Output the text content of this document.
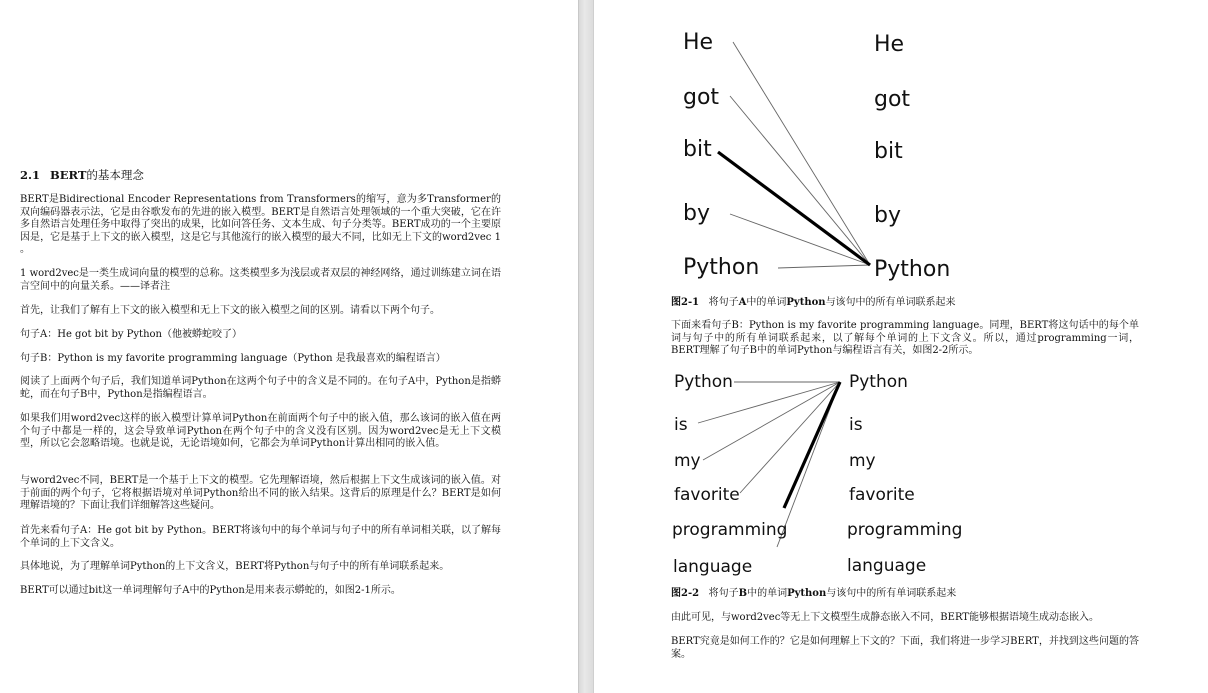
2.1 BERT的基本理念

BERT是Bidirectional Encoder Representations from Transformers的缩写，意为多Transformer的双向编码器表示法，它是由谷歌发布的先进的嵌入模型。BERT是自然语言处理领域的一个重大突破，它在许多自然语言处理任务中取得了突出的成果，比如问答任务、文本生成、句子分类等。BERT成功的一个主要原因是，它是基于上下文的嵌入模型，这是它与其他流行的嵌入模型的最大不同，比如无上下文的word2vec 1 。

1 word2vec是一类生成词向量的模型的总称。这类模型多为浅层或者双层的神经网络，通过训练建立词在语言空间中的向量关系。——译者注

首先，让我们了解有上下文的嵌入模型和无上下文的嵌入模型之间的区别。请看以下两个句子。

句子A：He got bit by Python（他被蟒蛇咬了）

句子B：Python is my favorite programming language（Python 是我最喜欢的编程语言）

阅读了上面两个句子后，我们知道单词Python在这两个句子中的含义是不同的。在句子A中，Python是指蟒蛇，而在句子B中，Python是指编程语言。

如果我们用word2vec这样的嵌入模型计算单词Python在前面两个句子中的嵌入值，那么该词的嵌入值在两个句子中都是一样的，这会导致单词Python在两个句子中的含义没有区别。因为word2vec是无上下文模型，所以它会忽略语境。也就是说，无论语境如何，它都会为单词Python计算出相同的嵌入值。

与word2vec不同，BERT是一个基于上下文的模型。它先理解语境，然后根据上下文生成该词的嵌入值。对于前面的两个句子，它将根据语境对单词Python给出不同的嵌入结果。这背后的原理是什么？BERT是如何理解语境的？下面让我们详细解答这些疑问。

首先来看句子A：He got bit by Python。BERT将该句中的每个单词与句子中的所有单词相关联，以了解每个单词的上下文含义。

具体地说，为了理解单词Python的上下文含义，BERT将Python与句子中的所有单词联系起来。

BERT可以通过bit这一单词理解句子A中的Python是用来表示蟒蛇的，如图2-1所示。

He
got
bit
by
Python
He
got
bit
by
Python
图2-1 将句子A中的单词Python与该句中的所有单词联系起来

下面来看句子B：Python is my favorite programming language。同理，BERT将这句话中的每个单词与句子中的所有单词联系起来，以了解每个单词的上下文含义。所以，通过programming一词，BERT理解了句子B中的单词Python与编程语言有关，如图2-2所示。

Python
is
my
favorite
programming
language
Python
is
my
favorite
programming
language
图2-2 将句子B中的单词Python与该句中的所有单词联系起来

由此可见，与word2vec等无上下文模型生成静态嵌入不同，BERT能够根据语境生成动态嵌入。

BERT究竟是如何工作的？它是如何理解上下文的？下面，我们将进一步学习BERT，并找到这些问题的答案。
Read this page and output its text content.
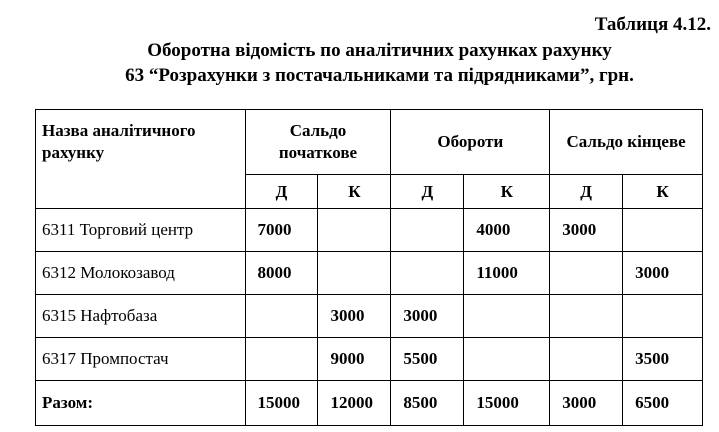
Таблиця 4.12.
Оборотна відомість по аналітичних рахунках рахунку
63 “Розрахунки з постачальниками та підрядниками”, грн.
Назва аналітичного рахунку	Сальдо початкове		Обороти		Сальдо кінцеве	
	Д	К	Д	К	Д	К
6311 Торговий центр	7000			4000	3000	
6312 Молокозавод	8000			11000		3000
6315 Нафтобаза		3000	3000			
6317 Промпостач		9000	5500			3500
Разом:	15000	12000	8500	15000	3000	6500
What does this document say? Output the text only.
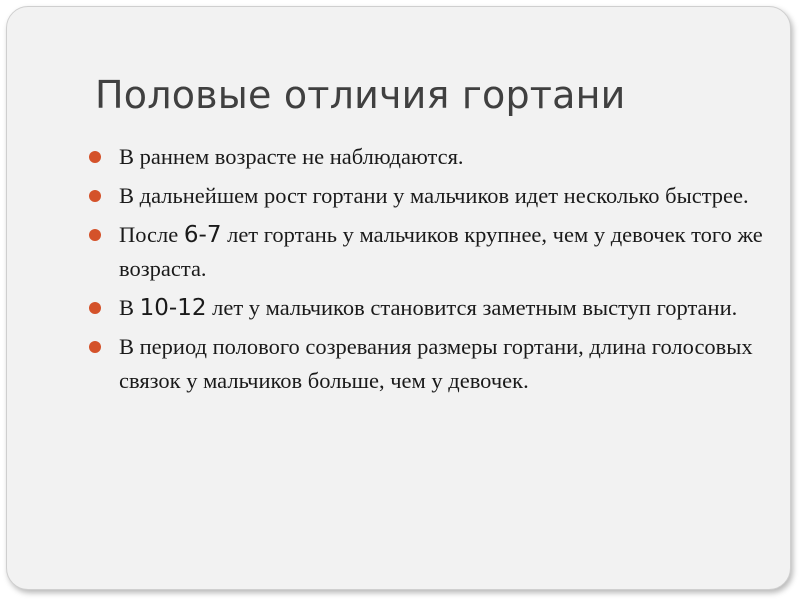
Половые отличия гортани
В раннем возрасте не наблюдаются.
В дальнейшем рост гортани у мальчиков идет несколько быстрее.
После 6-7 лет гортань у мальчиков крупнее, чем у девочек того же возраста.
В 10-12 лет у мальчиков становится заметным выступ гортани.
В период полового созревания размеры гортани, длина голосовых связок у мальчиков больше, чем у девочек.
• • • •
| TASK DETAILS |
What is the number of lines in the data holding the word "document"? Reply with that number only.

| FULL RESPONSE |
2